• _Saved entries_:
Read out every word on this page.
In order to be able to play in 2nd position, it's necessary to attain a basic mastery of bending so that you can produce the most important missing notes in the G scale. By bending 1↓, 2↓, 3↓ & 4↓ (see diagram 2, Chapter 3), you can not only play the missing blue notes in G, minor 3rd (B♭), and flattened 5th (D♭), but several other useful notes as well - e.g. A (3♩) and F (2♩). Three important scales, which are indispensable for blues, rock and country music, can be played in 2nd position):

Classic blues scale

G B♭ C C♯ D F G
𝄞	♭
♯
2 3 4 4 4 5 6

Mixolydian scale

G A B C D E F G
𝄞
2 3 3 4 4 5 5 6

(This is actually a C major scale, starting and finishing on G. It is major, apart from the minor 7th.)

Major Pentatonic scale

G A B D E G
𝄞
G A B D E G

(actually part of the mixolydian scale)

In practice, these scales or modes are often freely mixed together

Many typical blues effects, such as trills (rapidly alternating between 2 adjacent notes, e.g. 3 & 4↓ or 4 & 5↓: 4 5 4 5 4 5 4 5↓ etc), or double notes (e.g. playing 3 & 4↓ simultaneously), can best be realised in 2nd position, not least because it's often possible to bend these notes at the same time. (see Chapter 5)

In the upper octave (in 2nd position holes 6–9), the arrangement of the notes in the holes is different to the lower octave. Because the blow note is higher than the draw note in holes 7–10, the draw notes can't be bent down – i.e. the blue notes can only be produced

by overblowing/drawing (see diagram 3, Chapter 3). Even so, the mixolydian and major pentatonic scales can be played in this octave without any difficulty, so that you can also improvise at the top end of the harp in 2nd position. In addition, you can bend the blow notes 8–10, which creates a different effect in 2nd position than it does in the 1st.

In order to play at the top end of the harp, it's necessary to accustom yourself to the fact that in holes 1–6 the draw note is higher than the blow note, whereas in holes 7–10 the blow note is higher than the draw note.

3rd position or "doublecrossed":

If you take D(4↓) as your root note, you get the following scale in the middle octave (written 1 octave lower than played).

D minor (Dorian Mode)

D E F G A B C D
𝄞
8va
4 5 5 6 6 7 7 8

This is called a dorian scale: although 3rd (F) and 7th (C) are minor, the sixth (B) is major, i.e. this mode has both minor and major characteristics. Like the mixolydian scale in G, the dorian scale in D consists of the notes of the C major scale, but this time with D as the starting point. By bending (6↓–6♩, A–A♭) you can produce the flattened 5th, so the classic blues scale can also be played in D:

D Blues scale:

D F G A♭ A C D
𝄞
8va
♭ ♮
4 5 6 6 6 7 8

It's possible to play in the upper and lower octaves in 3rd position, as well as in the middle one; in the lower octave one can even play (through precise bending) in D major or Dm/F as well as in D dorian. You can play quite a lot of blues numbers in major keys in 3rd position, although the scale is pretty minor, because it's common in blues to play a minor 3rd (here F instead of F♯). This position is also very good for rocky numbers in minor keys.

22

• _Aim_: Extract the complete listing verbatim.

• _Worked solution_:
Read out every word on this page.
In order to be able to play in 2nd position, it's necessary to attain a basic mastery of bending so that you can produce the most important missing notes in the G scale. By bending 1↓, 2↓, 3↓ & 4↓ (see diagram 2, Chapter 3), you can not only play the missing blue notes in G, minor 3rd (B♭), and flattened 5th (D♭), but several other useful notes as well - e.g. A (3♩) and F (2♩). Three important scales, which are indispensable for blues, rock and country music, can be played in 2nd position):

Classic blues scale

G B♭ C C♯ D F G
𝄞	♭
♯
2 3 4 4 4 5 6

Mixolydian scale

G A B C D E F G
𝄞
2 3 3 4 4 5 5 6

(This is actually a C major scale, starting and finishing on G. It is major, apart from the minor 7th.)

Major Pentatonic scale

G A B D E G
𝄞
G A B D E G

(actually part of the mixolydian scale)

In practice, these scales or modes are often freely mixed together

Many typical blues effects, such as trills (rapidly alternating between 2 adjacent notes, e.g. 3 & 4↓ or 4 & 5↓: 4 5 4 5 4 5 4 5↓ etc), or double notes (e.g. playing 3 & 4↓ simultaneously), can best be realised in 2nd position, not least because it's often possible to bend these notes at the same time. (see Chapter 5)

In the upper octave (in 2nd position holes 6–9), the arrangement of the notes in the holes is different to the lower octave. Because the blow note is higher than the draw note in holes 7–10, the draw notes can't be bent down – i.e. the blue notes can only be produced

by overblowing/drawing (see diagram 3, Chapter 3). Even so, the mixolydian and major pentatonic scales can be played in this octave without any difficulty, so that you can also improvise at the top end of the harp in 2nd position. In addition, you can bend the blow notes 8–10, which creates a different effect in 2nd position than it does in the 1st.

In order to play at the top end of the harp, it's necessary to accustom yourself to the fact that in holes 1–6 the draw note is higher than the blow note, whereas in holes 7–10 the blow note is higher than the draw note.

3rd position or "doublecrossed":

If you take D(4↓) as your root note, you get the following scale in the middle octave (written 1 octave lower than played).

D minor (Dorian Mode)

D E F G A B C D
𝄞
8va
4 5 5 6 6 7 7 8

This is called a dorian scale: although 3rd (F) and 7th (C) are minor, the sixth (B) is major, i.e. this mode has both minor and major characteristics. Like the mixolydian scale in G, the dorian scale in D consists of the notes of the C major scale, but this time with D as the starting point. By bending (6↓–6♩, A–A♭) you can produce the flattened 5th, so the classic blues scale can also be played in D:

D Blues scale:

D F G A♭ A C D
𝄞
8va
♭ ♮
4 5 6 6 6 7 8

It's possible to play in the upper and lower octaves in 3rd position, as well as in the middle one; in the lower octave one can even play (through precise bending) in D major or Dm/F as well as in D dorian. You can play quite a lot of blues numbers in major keys in 3rd position, although the scale is pretty minor, because it's common in blues to play a minor 3rd (here F instead of F♯). This position is also very good for rocky numbers in minor keys.

22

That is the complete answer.